PROBLEM REQUIREMENTS — Read the records below. Copy each line where the string "scalebar" occurs.

DATASET RECORDS —

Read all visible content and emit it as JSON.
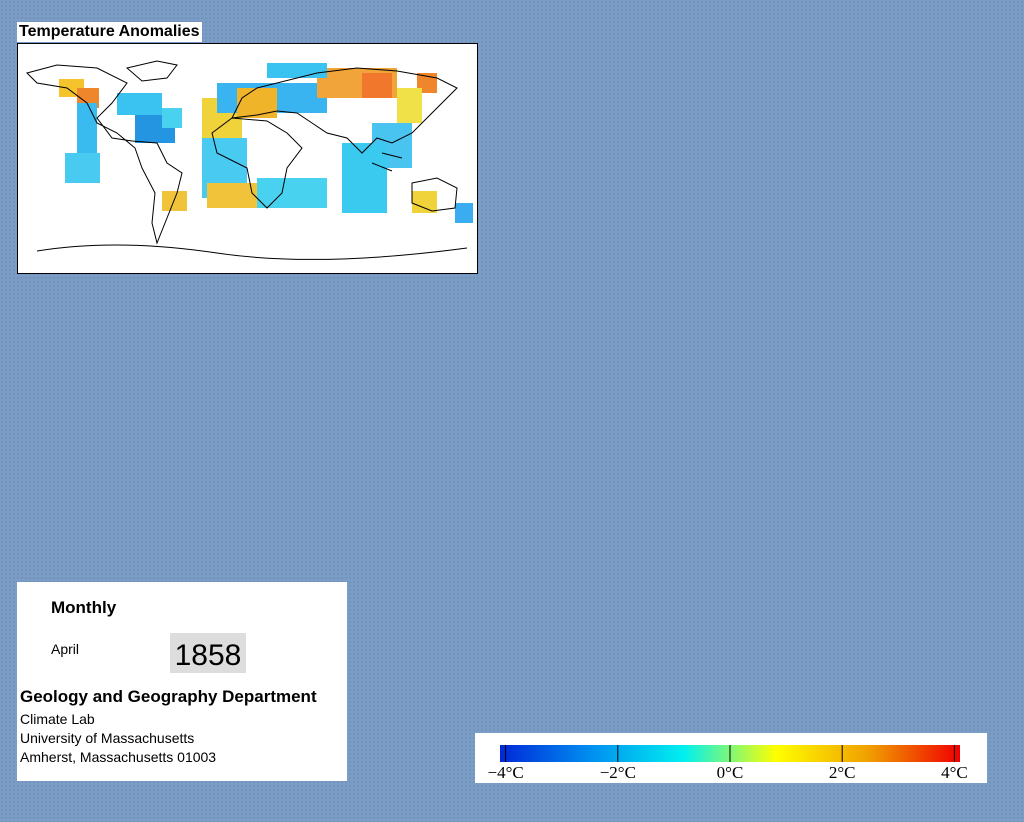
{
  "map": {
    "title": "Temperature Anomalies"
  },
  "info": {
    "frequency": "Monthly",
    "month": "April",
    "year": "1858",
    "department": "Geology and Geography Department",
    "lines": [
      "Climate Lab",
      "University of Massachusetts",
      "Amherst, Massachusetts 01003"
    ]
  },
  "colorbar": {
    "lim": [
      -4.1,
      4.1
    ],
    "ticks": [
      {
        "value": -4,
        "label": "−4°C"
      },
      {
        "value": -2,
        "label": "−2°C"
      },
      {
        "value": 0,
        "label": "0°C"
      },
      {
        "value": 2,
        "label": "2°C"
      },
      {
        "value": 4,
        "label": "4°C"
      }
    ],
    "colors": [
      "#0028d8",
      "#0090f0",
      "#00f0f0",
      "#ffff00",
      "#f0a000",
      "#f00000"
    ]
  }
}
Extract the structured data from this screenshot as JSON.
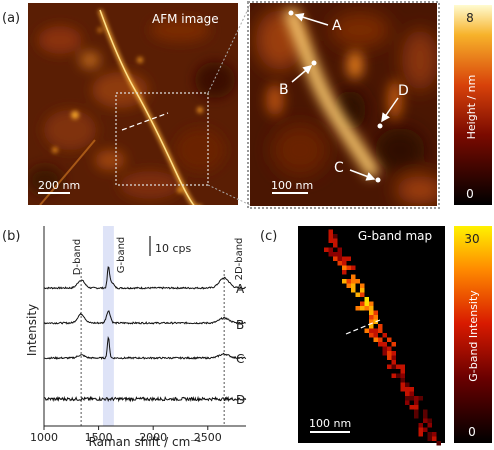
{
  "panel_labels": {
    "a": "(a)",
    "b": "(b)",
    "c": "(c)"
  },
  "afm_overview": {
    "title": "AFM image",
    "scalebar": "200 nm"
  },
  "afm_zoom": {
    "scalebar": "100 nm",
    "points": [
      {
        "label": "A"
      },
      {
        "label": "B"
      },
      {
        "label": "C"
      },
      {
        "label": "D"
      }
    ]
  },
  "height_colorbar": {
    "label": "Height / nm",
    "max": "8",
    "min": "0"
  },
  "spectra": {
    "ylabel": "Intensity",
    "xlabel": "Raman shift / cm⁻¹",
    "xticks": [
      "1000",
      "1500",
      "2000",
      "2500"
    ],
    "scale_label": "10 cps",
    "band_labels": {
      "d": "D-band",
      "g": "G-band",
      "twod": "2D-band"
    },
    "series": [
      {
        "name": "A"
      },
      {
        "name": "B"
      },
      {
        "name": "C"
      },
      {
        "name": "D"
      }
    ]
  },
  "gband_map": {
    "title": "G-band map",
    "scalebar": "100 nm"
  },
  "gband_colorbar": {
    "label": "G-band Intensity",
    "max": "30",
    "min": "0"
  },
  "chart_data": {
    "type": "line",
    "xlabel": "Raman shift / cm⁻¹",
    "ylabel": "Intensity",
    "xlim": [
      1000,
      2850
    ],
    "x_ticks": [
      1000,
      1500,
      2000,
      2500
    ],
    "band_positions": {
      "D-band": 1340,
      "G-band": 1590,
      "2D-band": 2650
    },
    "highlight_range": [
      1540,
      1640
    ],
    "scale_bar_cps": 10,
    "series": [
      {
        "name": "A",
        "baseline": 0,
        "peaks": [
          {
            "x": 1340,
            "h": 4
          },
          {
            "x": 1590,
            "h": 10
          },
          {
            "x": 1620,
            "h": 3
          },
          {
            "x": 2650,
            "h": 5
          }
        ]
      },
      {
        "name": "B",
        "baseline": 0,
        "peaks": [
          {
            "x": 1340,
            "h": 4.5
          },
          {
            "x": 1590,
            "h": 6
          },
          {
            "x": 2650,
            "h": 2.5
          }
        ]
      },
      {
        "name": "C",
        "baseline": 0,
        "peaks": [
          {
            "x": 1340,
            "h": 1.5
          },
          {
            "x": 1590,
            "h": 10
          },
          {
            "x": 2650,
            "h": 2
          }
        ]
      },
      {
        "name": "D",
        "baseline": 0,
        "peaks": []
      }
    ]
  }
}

THE REPLY —
    "scalebar": "200 nm"
    "scalebar": "100 nm",
    "scalebar": "100 nm"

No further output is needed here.